### Exercise material

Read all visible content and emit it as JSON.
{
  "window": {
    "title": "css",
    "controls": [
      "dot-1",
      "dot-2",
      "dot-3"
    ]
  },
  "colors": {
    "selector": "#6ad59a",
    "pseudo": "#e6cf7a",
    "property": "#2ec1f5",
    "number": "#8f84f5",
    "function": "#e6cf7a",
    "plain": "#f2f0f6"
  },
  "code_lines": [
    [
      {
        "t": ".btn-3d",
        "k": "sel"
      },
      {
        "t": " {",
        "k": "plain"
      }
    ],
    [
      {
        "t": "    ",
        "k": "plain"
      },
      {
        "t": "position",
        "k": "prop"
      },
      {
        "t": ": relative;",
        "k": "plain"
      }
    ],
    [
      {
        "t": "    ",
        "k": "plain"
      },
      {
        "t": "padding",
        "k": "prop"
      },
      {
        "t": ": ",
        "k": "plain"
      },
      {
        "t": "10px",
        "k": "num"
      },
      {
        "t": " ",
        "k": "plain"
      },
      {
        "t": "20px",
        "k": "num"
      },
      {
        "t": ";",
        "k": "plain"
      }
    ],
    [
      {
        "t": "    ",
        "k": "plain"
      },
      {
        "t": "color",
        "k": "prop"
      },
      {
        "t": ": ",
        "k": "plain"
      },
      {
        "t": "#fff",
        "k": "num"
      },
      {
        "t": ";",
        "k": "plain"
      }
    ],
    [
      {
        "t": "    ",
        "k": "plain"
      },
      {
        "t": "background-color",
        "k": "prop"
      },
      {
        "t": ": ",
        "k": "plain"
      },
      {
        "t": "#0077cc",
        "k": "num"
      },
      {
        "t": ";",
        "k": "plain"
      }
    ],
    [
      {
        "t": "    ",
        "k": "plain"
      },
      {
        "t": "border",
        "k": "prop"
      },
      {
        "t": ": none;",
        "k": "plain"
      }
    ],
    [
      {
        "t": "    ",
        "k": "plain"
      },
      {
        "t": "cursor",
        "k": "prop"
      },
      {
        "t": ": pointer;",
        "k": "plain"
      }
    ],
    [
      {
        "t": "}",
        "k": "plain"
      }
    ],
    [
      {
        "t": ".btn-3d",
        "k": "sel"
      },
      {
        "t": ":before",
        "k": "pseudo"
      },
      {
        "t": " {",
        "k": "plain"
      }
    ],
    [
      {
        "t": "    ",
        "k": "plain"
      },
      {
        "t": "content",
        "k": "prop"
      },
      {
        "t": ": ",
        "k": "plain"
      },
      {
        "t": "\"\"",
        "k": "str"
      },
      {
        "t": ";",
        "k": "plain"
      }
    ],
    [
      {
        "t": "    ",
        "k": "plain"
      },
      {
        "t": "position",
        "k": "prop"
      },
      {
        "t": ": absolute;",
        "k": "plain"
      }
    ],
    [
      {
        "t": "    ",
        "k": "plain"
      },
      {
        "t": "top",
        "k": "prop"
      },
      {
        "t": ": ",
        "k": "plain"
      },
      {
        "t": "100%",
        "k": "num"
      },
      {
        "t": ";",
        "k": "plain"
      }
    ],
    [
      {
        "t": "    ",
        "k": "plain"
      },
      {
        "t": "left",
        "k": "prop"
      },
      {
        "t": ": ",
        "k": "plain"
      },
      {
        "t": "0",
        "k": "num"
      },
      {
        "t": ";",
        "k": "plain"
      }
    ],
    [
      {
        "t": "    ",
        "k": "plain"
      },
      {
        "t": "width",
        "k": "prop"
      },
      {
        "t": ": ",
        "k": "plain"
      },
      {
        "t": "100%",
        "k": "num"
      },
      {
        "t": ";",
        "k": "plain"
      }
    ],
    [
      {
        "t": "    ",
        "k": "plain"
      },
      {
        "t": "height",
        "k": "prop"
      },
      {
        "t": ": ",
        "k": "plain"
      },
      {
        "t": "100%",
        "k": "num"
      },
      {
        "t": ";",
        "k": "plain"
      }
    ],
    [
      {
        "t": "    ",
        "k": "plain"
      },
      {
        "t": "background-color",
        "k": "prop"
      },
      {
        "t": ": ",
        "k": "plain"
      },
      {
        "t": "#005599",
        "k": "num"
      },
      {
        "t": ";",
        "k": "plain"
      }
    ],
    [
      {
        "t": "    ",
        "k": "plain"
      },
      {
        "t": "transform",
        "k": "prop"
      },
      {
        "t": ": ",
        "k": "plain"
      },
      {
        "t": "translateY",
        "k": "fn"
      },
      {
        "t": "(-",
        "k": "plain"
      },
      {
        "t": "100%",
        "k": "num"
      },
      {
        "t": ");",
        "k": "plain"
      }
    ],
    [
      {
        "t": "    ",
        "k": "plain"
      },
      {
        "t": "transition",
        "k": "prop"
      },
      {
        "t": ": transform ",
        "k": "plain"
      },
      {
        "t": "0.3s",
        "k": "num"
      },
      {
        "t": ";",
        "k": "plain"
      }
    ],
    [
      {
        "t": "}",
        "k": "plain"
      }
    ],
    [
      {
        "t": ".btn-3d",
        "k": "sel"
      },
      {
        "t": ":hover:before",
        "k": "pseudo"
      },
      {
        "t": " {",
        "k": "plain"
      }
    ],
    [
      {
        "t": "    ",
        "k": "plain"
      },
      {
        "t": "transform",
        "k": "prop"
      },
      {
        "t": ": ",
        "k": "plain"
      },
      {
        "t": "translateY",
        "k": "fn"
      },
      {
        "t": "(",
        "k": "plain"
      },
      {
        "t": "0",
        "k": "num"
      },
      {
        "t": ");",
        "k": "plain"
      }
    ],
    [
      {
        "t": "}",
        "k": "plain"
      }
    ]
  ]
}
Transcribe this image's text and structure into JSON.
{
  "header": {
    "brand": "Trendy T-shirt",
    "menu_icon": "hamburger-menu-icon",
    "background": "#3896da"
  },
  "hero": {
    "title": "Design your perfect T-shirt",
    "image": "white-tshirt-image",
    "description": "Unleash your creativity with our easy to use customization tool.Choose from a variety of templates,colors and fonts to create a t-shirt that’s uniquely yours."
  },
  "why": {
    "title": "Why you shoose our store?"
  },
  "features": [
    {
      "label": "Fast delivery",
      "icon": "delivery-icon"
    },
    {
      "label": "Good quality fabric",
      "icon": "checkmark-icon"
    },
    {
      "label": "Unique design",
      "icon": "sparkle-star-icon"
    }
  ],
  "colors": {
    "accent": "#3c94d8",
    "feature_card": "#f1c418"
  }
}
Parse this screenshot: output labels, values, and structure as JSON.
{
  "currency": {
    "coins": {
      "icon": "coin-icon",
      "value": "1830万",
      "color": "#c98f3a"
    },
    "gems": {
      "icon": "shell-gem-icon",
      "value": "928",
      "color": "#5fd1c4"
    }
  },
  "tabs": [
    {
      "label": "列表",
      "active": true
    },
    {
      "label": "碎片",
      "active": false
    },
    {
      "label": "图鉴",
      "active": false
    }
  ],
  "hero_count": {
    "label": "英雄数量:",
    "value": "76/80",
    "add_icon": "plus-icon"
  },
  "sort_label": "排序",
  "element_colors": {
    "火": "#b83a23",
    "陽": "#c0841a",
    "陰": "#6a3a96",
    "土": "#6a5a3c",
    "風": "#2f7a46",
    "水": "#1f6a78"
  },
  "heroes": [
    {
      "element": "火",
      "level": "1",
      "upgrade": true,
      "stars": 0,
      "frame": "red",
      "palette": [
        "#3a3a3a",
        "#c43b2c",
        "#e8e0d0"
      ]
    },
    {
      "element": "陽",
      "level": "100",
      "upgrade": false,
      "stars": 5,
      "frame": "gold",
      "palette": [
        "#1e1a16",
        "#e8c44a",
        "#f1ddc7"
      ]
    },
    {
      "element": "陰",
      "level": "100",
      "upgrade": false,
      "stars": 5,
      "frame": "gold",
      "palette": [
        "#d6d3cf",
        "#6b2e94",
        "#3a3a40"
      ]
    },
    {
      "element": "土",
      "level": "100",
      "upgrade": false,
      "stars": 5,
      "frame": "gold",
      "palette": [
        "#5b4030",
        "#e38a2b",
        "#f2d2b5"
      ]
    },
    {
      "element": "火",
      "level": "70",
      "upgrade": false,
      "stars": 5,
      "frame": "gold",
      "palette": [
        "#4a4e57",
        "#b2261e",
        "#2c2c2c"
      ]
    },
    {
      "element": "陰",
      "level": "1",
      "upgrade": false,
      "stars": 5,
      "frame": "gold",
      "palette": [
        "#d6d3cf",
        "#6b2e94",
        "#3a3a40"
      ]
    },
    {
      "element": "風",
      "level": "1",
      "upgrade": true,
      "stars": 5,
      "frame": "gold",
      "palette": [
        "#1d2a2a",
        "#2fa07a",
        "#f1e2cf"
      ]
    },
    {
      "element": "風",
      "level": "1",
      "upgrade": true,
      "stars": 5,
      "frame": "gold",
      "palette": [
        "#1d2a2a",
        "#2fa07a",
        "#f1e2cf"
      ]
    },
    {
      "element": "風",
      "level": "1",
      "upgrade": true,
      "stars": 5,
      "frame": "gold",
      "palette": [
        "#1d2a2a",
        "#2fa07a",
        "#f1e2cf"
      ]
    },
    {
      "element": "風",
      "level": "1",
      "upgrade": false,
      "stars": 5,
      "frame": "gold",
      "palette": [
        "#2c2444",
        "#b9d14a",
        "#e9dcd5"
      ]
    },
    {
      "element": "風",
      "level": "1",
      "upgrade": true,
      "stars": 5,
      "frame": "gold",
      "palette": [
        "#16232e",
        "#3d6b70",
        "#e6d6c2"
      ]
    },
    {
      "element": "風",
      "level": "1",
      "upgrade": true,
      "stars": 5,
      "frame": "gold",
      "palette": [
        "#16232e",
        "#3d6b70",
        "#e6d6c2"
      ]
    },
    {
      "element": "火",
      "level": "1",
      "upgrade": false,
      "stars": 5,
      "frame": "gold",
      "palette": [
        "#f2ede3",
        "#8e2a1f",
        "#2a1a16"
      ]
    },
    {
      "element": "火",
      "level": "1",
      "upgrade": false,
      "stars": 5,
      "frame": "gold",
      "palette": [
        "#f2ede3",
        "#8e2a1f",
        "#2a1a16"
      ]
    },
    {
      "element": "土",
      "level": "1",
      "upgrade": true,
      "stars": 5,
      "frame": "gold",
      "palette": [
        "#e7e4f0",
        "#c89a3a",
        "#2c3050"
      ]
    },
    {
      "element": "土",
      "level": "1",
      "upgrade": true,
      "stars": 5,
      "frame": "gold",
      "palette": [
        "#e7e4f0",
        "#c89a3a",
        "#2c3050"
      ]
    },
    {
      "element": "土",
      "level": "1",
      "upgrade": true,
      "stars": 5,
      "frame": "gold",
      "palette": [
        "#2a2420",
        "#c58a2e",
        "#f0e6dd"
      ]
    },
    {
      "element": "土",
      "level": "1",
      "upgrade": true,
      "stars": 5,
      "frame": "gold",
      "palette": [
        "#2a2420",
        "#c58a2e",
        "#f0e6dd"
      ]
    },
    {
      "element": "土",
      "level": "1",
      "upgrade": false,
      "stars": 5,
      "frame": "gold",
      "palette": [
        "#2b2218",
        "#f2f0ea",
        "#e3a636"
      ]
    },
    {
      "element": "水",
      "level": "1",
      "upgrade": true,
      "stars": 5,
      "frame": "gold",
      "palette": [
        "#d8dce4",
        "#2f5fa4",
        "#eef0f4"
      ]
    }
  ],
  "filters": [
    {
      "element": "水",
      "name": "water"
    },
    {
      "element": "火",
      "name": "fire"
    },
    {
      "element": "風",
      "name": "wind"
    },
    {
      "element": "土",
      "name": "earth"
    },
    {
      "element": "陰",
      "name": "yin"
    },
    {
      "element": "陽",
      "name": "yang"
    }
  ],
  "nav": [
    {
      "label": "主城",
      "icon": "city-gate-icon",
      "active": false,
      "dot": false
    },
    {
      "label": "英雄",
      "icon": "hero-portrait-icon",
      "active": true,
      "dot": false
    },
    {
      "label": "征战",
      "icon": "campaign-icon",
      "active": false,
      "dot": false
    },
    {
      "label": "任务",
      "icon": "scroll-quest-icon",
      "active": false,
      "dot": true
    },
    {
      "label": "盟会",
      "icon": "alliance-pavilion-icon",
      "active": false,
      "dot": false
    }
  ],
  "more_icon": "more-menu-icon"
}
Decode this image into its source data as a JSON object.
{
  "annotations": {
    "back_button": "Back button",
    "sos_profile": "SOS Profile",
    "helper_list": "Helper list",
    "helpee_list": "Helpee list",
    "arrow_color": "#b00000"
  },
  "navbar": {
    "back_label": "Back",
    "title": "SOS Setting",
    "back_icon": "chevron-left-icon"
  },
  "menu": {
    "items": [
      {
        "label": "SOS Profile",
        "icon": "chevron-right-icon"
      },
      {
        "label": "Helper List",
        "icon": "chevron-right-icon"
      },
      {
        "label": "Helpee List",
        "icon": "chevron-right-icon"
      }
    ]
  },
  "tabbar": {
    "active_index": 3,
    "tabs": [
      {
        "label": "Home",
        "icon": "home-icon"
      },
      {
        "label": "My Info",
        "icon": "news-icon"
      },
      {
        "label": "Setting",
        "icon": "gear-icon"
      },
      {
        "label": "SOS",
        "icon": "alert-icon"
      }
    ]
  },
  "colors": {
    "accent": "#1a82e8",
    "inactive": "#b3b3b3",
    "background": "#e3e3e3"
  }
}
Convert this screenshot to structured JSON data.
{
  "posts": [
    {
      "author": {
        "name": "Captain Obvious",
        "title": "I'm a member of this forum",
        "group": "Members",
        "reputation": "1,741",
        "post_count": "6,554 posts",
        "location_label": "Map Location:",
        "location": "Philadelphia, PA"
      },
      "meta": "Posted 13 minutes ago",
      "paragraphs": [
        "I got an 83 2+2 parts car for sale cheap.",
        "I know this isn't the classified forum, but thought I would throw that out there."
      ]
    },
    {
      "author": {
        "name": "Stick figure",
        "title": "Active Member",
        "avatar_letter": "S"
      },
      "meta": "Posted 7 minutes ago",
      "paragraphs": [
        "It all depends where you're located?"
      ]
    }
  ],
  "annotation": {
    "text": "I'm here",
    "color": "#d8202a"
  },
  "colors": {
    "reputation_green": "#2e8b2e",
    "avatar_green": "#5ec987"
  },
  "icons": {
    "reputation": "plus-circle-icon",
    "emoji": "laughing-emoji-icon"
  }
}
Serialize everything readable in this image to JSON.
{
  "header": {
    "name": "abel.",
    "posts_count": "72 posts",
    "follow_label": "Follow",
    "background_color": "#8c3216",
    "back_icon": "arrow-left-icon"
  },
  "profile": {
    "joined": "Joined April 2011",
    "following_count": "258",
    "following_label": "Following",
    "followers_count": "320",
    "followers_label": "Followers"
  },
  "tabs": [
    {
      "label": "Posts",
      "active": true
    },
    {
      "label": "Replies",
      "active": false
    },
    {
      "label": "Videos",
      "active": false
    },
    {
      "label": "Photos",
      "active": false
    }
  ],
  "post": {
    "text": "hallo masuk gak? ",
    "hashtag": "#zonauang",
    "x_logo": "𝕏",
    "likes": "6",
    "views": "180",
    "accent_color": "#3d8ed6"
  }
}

### Short exercise
Copy all lines above containing the string "image".

### Exercise output
Transcribe this image's text and structure into JSON.
    "image": "white-tshirt-image",
Decode this image into its source data as a JSON object.
Serialize everything readable in this image to JSON.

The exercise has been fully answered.